INSTRUCTION →
Report the number of lines in the entries below that include the word "into", and nothing else.

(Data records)
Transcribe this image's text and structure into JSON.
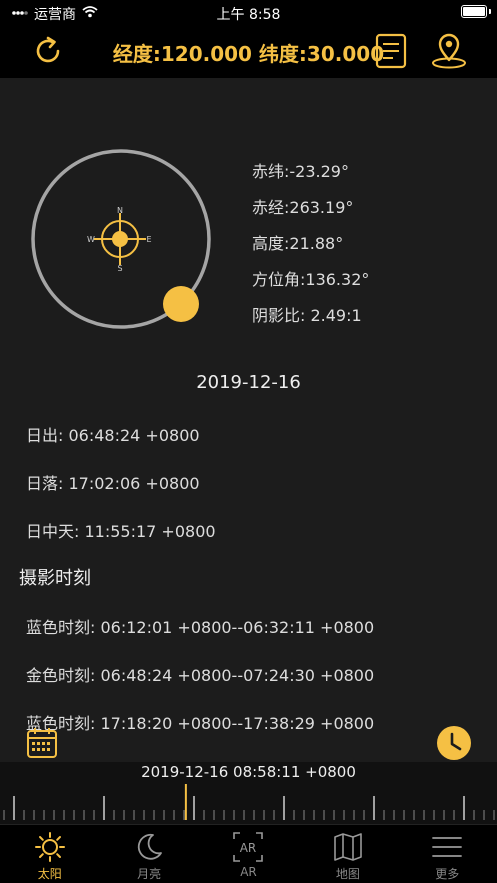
{
  "status": {
    "carrier": "运营商",
    "time": "上午 8:58"
  },
  "header": {
    "coordinates": "经度:120.000 纬度:30.000"
  },
  "compass": {
    "north": "N",
    "south": "S",
    "east": "E",
    "west": "W"
  },
  "sun_info": [
    {
      "key": "declination",
      "text": "赤纬:-23.29°"
    },
    {
      "key": "right_ascension",
      "text": "赤经:263.19°"
    },
    {
      "key": "altitude",
      "text": "高度:21.88°"
    },
    {
      "key": "azimuth",
      "text": "方位角:136.32°"
    },
    {
      "key": "shadow_ratio",
      "text": "阴影比:  2.49:1"
    }
  ],
  "date": "2019-12-16",
  "sun_times": [
    {
      "text": "日出:  06:48:24 +0800"
    },
    {
      "text": "日落:  17:02:06 +0800"
    },
    {
      "text": "日中天:  11:55:17 +0800"
    }
  ],
  "photo_section": {
    "title": "摄影时刻"
  },
  "photo_times": [
    {
      "text": "蓝色时刻:  06:12:01 +0800--06:32:11 +0800"
    },
    {
      "text": "金色时刻:  06:48:24 +0800--07:24:30 +0800"
    },
    {
      "text": "蓝色时刻:  17:18:20 +0800--17:38:29 +0800"
    }
  ],
  "timeline": {
    "current": "2019-12-16 08:58:11 +0800",
    "progress": 0.374
  },
  "tabs": [
    {
      "label": "太阳",
      "icon": "sun-icon",
      "active": true
    },
    {
      "label": "月亮",
      "icon": "moon-icon",
      "active": false
    },
    {
      "label": "AR",
      "icon": "ar-icon",
      "active": false,
      "glyph": "AR"
    },
    {
      "label": "地图",
      "icon": "map-icon",
      "active": false
    },
    {
      "label": "更多",
      "icon": "menu-icon",
      "active": false
    }
  ],
  "colors": {
    "accent": "#f5c044",
    "background": "#1c1c1c",
    "bar": "#000000"
  }
}
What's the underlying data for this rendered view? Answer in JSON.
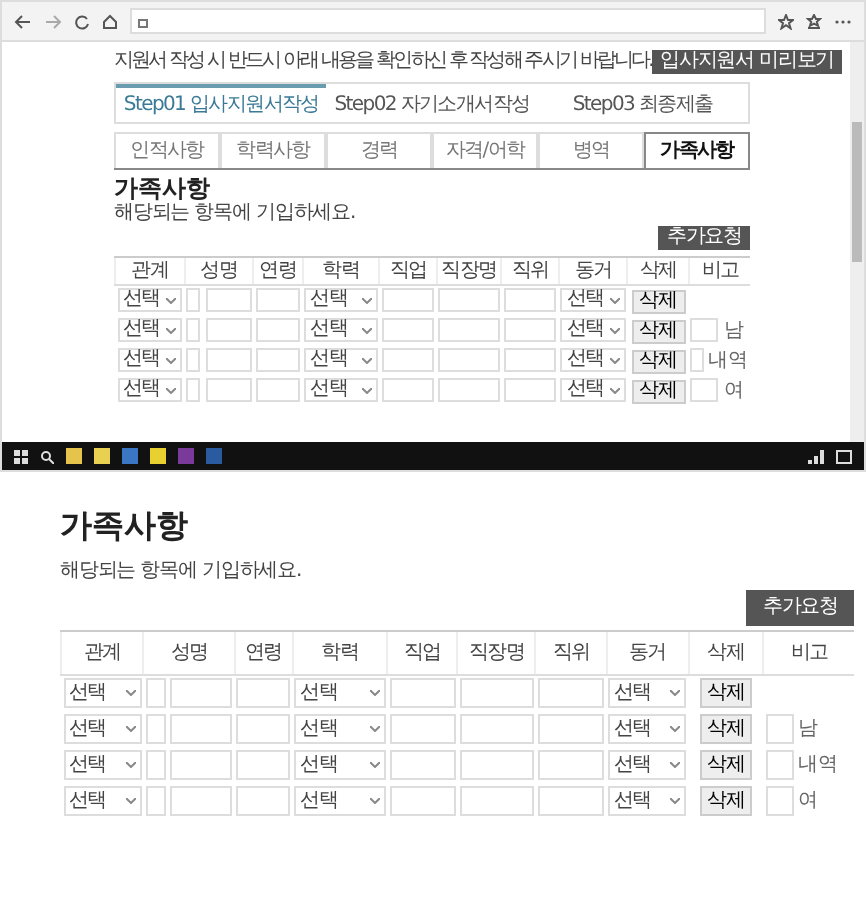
{
  "browser": {
    "notice": "지원서 작성 시 반드시 아래 내용을 확인하신 후 작성해 주시기 바랍니다.",
    "notice_button": "입사지원서 미리보기",
    "steps": [
      {
        "label": "Step01 입사지원서작성",
        "selected": true
      },
      {
        "label": "Step02 자기소개서작성",
        "selected": false
      },
      {
        "label": "Step03 최종제출",
        "selected": false
      }
    ],
    "subtabs": [
      {
        "label": "인적사항",
        "selected": false
      },
      {
        "label": "학력사항",
        "selected": false
      },
      {
        "label": "경력",
        "selected": false
      },
      {
        "label": "자격/어학",
        "selected": false
      },
      {
        "label": "병역",
        "selected": false
      },
      {
        "label": "가족사항",
        "selected": true
      }
    ],
    "section": {
      "title": "가족사항",
      "hint": "해당되는 항목에 기입하세요.",
      "button": "추가요청",
      "columns": [
        "관계",
        "성명",
        "연령",
        "학력",
        "직업",
        "직장명",
        "직위",
        "동거",
        "삭제",
        "비고"
      ],
      "rows": [
        {
          "relation": "선택",
          "education": "선택",
          "cohabit": "선택",
          "delete": "삭제"
        },
        {
          "relation": "선택",
          "education": "선택",
          "cohabit": "선택",
          "delete": "삭제"
        },
        {
          "relation": "선택",
          "education": "선택",
          "cohabit": "선택",
          "delete": "삭제"
        },
        {
          "relation": "선택",
          "education": "선택",
          "cohabit": "선택",
          "delete": "삭제"
        }
      ],
      "side_labels": [
        "남",
        "내역",
        "여"
      ]
    }
  },
  "zoomed": {
    "title": "가족사항",
    "hint": "해당되는 항목에 기입하세요.",
    "button": "추가요청",
    "columns": [
      "관계",
      "성명",
      "연령",
      "학력",
      "직업",
      "직장명",
      "직위",
      "동거",
      "삭제",
      "비고"
    ],
    "rows": [
      {
        "relation": "선택",
        "education": "선택",
        "cohabit": "선택",
        "delete": "삭제"
      },
      {
        "relation": "선택",
        "education": "선택",
        "cohabit": "선택",
        "delete": "삭제"
      },
      {
        "relation": "선택",
        "education": "선택",
        "cohabit": "선택",
        "delete": "삭제"
      },
      {
        "relation": "선택",
        "education": "선택",
        "cohabit": "선택",
        "delete": "삭제"
      }
    ],
    "side_labels": [
      "남",
      "내역",
      "여"
    ]
  }
}
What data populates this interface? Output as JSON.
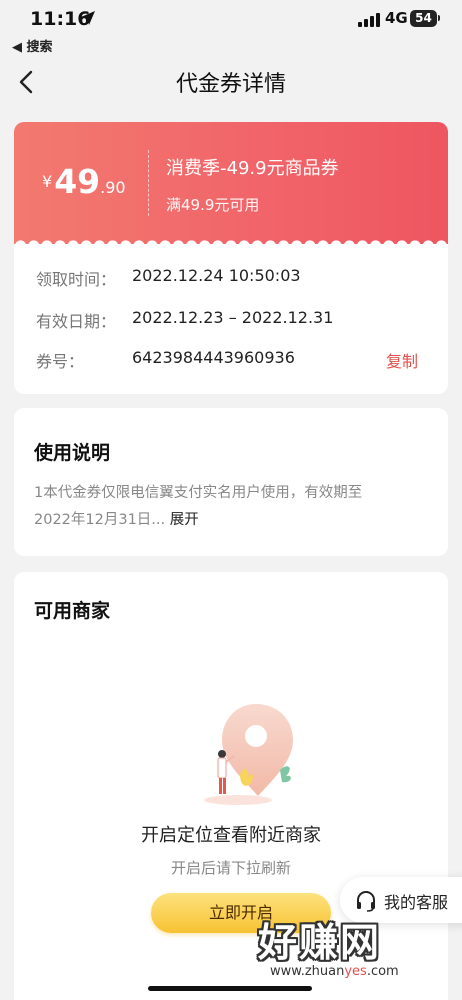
{
  "status_bar": {
    "time": "11:16",
    "back_app_label": "◀ 搜索",
    "network": "4G",
    "battery": "54"
  },
  "nav": {
    "title": "代金券详情"
  },
  "coupon": {
    "currency": "¥",
    "amount_int": "49",
    "amount_dec": ".90",
    "name": "消费季-49.9元商品券",
    "condition": "满49.9元可用",
    "claim_label": "领取时间：",
    "claim_time": "2022.12.24 10:50:03",
    "valid_label": "有效日期：",
    "valid_range": "2022.12.23 – 2022.12.31",
    "code_label": "券号：",
    "code": "6423984443960936",
    "copy_label": "复制",
    "colors": {
      "gradient_start": "#f27a6f",
      "gradient_end": "#ee5660",
      "accent": "#e4514d"
    }
  },
  "usage": {
    "title": "使用说明",
    "line1": "1本代金券仅限电信翼支付实名用户使用，有效期至",
    "line2": "2022年12月31日...",
    "expand_label": "展开"
  },
  "merchants": {
    "title": "可用商家",
    "prompt": "开启定位查看附近商家",
    "sub_prompt": "开启后请下拉刷新",
    "button_label": "立即开启"
  },
  "service": {
    "label": "我的客服",
    "icon": "headset-icon"
  },
  "watermark": {
    "big": "好赚网",
    "small_a": "www.zhuan",
    "small_b": "yes",
    "small_c": ".com"
  }
}
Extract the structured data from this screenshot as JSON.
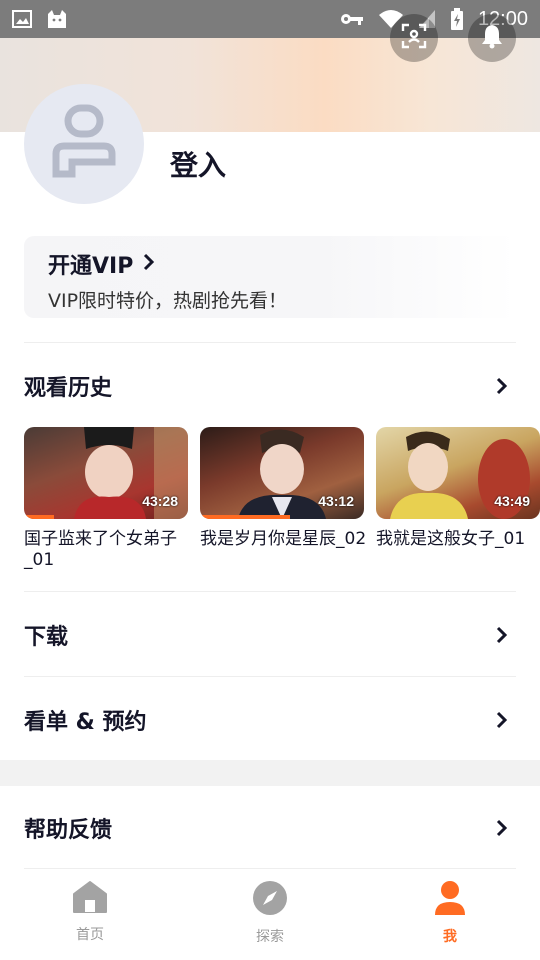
{
  "status_bar": {
    "time": "12:00",
    "icons": [
      "image-icon",
      "cat-icon",
      "key-icon",
      "wifi-icon",
      "signal-icon",
      "battery-charging-icon"
    ]
  },
  "header": {
    "scan_icon": "scan-icon",
    "bell_icon": "bell-icon"
  },
  "profile": {
    "login_label": "登入"
  },
  "vip": {
    "title": "开通VIP",
    "subtitle": "VIP限时特价，热剧抢先看！"
  },
  "sections": {
    "history": {
      "label": "观看历史"
    },
    "download": {
      "label": "下载"
    },
    "watchlist": {
      "label": "看单 & 预约"
    },
    "help": {
      "label": "帮助反馈"
    }
  },
  "history_items": [
    {
      "title": "国子监来了个女弟子_01",
      "duration": "43:28",
      "progress": 0.18
    },
    {
      "title": "我是岁月你是星辰_02",
      "duration": "43:12",
      "progress": 0.55
    },
    {
      "title": "我就是这般女子_01",
      "duration": "43:49",
      "progress": 0.0
    }
  ],
  "tabs": [
    {
      "label": "首页",
      "icon": "home-icon"
    },
    {
      "label": "探索",
      "icon": "compass-icon"
    },
    {
      "label": "我",
      "icon": "person-icon"
    }
  ],
  "colors": {
    "accent": "#ff6b22",
    "text": "#141528",
    "icon_gray": "#9a9a9a"
  }
}
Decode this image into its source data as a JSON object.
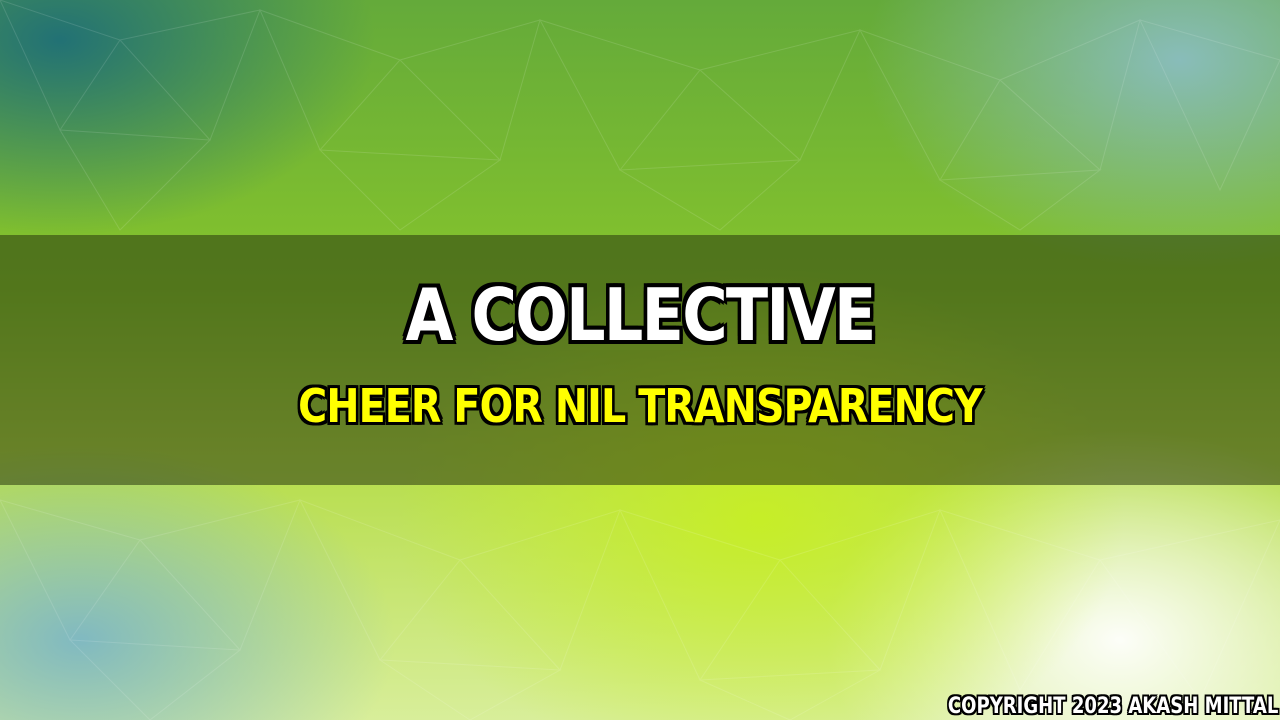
{
  "banner": {
    "title": "A COLLECTIVE",
    "subtitle": "CHEER FOR NIL TRANSPARENCY"
  },
  "footer": {
    "copyright": "COPYRIGHT 2023 AKASH MITTAL"
  },
  "colors": {
    "title": "#ffffff",
    "subtitle": "#ffff00",
    "outline": "#000000",
    "band": "#28370f"
  }
}
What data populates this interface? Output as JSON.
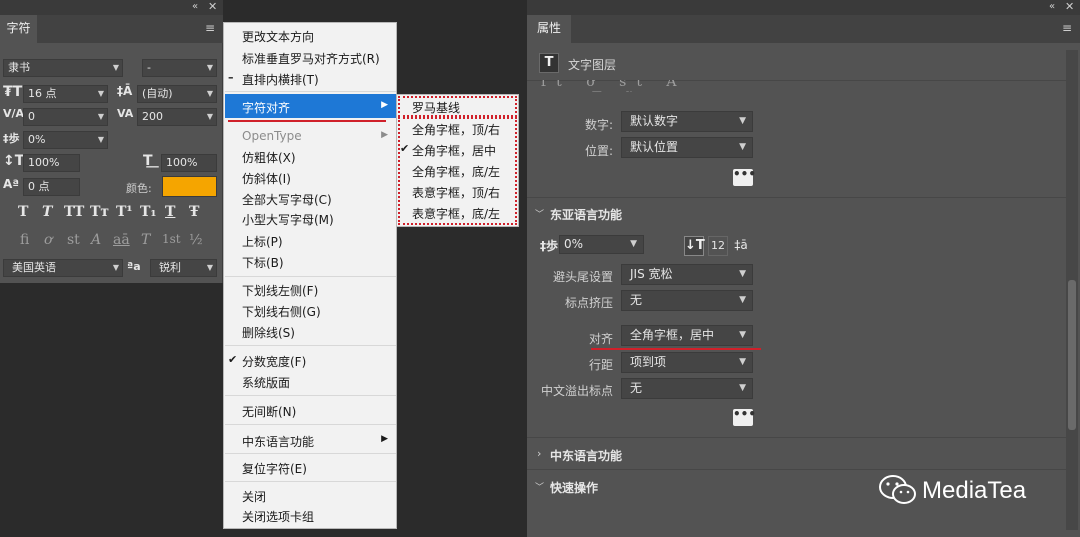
{
  "character_panel": {
    "tab": "字符",
    "font_family": "隶书",
    "font_style": "-",
    "font_size": "16 点",
    "leading": "(自动)",
    "kerning": "0",
    "tracking": "200",
    "tsume": "0%",
    "vertical_scale": "100%",
    "horizontal_scale": "100%",
    "baseline_shift": "0 点",
    "color_label": "颜色:",
    "color_value": "#f5a500",
    "style_glyphs": [
      "T",
      "T",
      "TT",
      "Tт",
      "T¹",
      "T₁",
      "T",
      "Ŧ"
    ],
    "opentype_glyphs": [
      "fi",
      "ơ",
      "st",
      "A",
      "aā",
      "T",
      "1st",
      "½"
    ],
    "language": "美国英语",
    "aa_icon": "ªa",
    "antialias": "锐利"
  },
  "context_menu": {
    "items": [
      "更改文本方向",
      "标准垂直罗马对齐方式(R)",
      "直排内横排(T)",
      "字符对齐",
      "OpenType",
      "仿粗体(X)",
      "仿斜体(I)",
      "全部大写字母(C)",
      "小型大写字母(M)",
      "上标(P)",
      "下标(B)",
      "下划线左侧(F)",
      "下划线右侧(G)",
      "删除线(S)",
      "分数宽度(F)",
      "系统版面",
      "无间断(N)",
      "中东语言功能",
      "复位字符(E)",
      "关闭",
      "关闭选项卡组"
    ],
    "dash_mark": "–",
    "check_mark": "✔"
  },
  "submenu": {
    "items": [
      "罗马基线",
      "全角字框，顶/右",
      "全角字框，居中",
      "全角字框，底/左",
      "表意字框，顶/右",
      "表意字框，底/左"
    ],
    "check_mark": "✔"
  },
  "properties_panel": {
    "tab": "属性",
    "layer_type": "文字图层",
    "numbers_label": "数字:",
    "numbers_value": "默认数字",
    "position_label": "位置:",
    "position_value": "默认位置",
    "more_glyph": "•••",
    "east_asian_title": "东亚语言功能",
    "tsume_value": "0%",
    "kinsoku_label": "避头尾设置",
    "kinsoku_value": "JIS 宽松",
    "mojikumi_label": "标点挤压",
    "mojikumi_value": "无",
    "align_label": "对齐",
    "align_value": "全角字框，居中",
    "line_label": "行距",
    "line_value": "项到项",
    "hanging_label": "中文溢出标点",
    "hanging_value": "无",
    "middle_east_title": "中东语言功能",
    "quick_actions_title": "快速操作"
  },
  "watermark": "MediaTea"
}
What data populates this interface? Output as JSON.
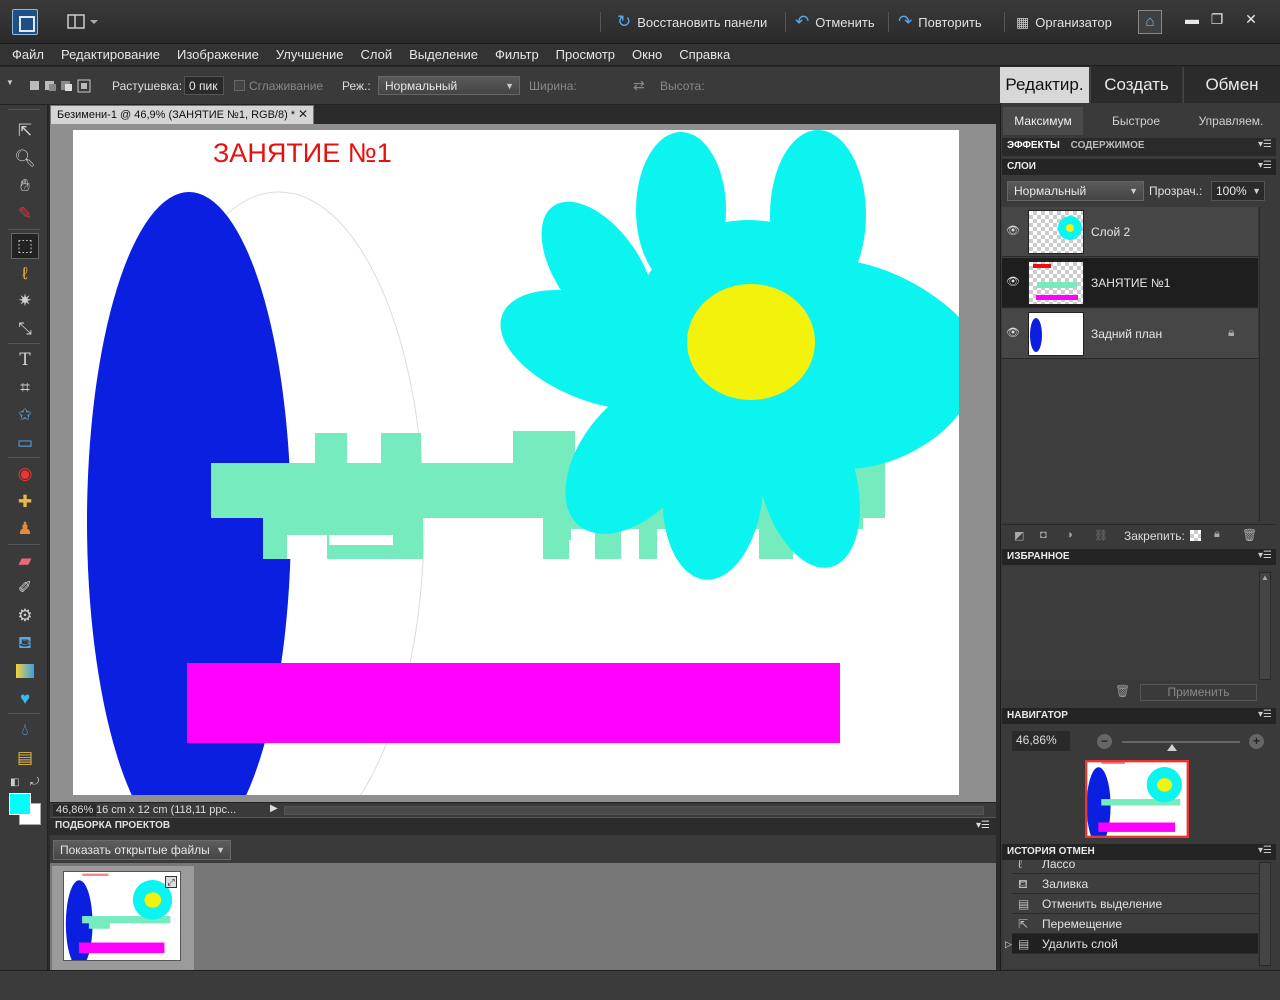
{
  "titlebar": {
    "restore_panels": "Восстановить панели",
    "undo": "Отменить",
    "redo": "Повторить",
    "organizer": "Организатор"
  },
  "menu": [
    "Файл",
    "Редактирование",
    "Изображение",
    "Улучшение",
    "Слой",
    "Выделение",
    "Фильтр",
    "Просмотр",
    "Окно",
    "Справка"
  ],
  "options": {
    "feather_label": "Растушевка:",
    "feather_value": "0 пик",
    "antialias_label": "Сглаживание",
    "mode_label": "Реж.:",
    "mode_value": "Нормальный",
    "width_label": "Ширина:",
    "height_label": "Высота:"
  },
  "document": {
    "tab_title": "Безимени-1 @ 46,9% (ЗАНЯТИЕ №1, RGB/8) *",
    "zoom": "46,86%",
    "doc_info": "16 cm x 12 cm (118,11 ppc..."
  },
  "canvas_art": {
    "heading": "ЗАНЯТИЕ №1",
    "colors": {
      "heading": "#e8100e",
      "ellipse": "#0a1fe0",
      "key": "#76ebbd",
      "petals": "#0cf4f0",
      "center": "#f2f20a",
      "bar": "#ff00ff"
    }
  },
  "project_bin": {
    "title": "ПОДБОРКА ПРОЕКТОВ",
    "show_value": "Показать открытые файлы"
  },
  "right_panel": {
    "tabs": [
      "Редактир.",
      "Создать",
      "Обмен"
    ],
    "subtabs": [
      "Максимум",
      "Быстрое",
      "Управляем."
    ],
    "effects_tab": "ЭФФЕКТЫ",
    "content_tab": "СОДЕРЖИМОЕ",
    "layers_title": "СЛОИ",
    "blend_mode": "Нормальный",
    "opacity_label": "Прозрач.:",
    "opacity_value": "100%",
    "layers": [
      {
        "name": "Слой 2"
      },
      {
        "name": "ЗАНЯТИЕ №1"
      },
      {
        "name": "Задний план"
      }
    ],
    "lock_label": "Закрепить:",
    "favorites_title": "ИЗБРАННОЕ",
    "apply_label": "Применить",
    "navigator_title": "НАВИГАТОР",
    "navigator_zoom": "46,86%",
    "history_title": "ИСТОРИЯ ОТМЕН",
    "history": [
      "Лассо",
      "Заливка",
      "Отменить выделение",
      "Перемещение",
      "Удалить слой"
    ]
  },
  "icons": {
    "undo": "undo-arrow-icon",
    "redo": "redo-arrow-icon",
    "restore": "refresh-icon",
    "organizer": "grid-icon",
    "home": "home-icon"
  }
}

CORRECT RESULT →
2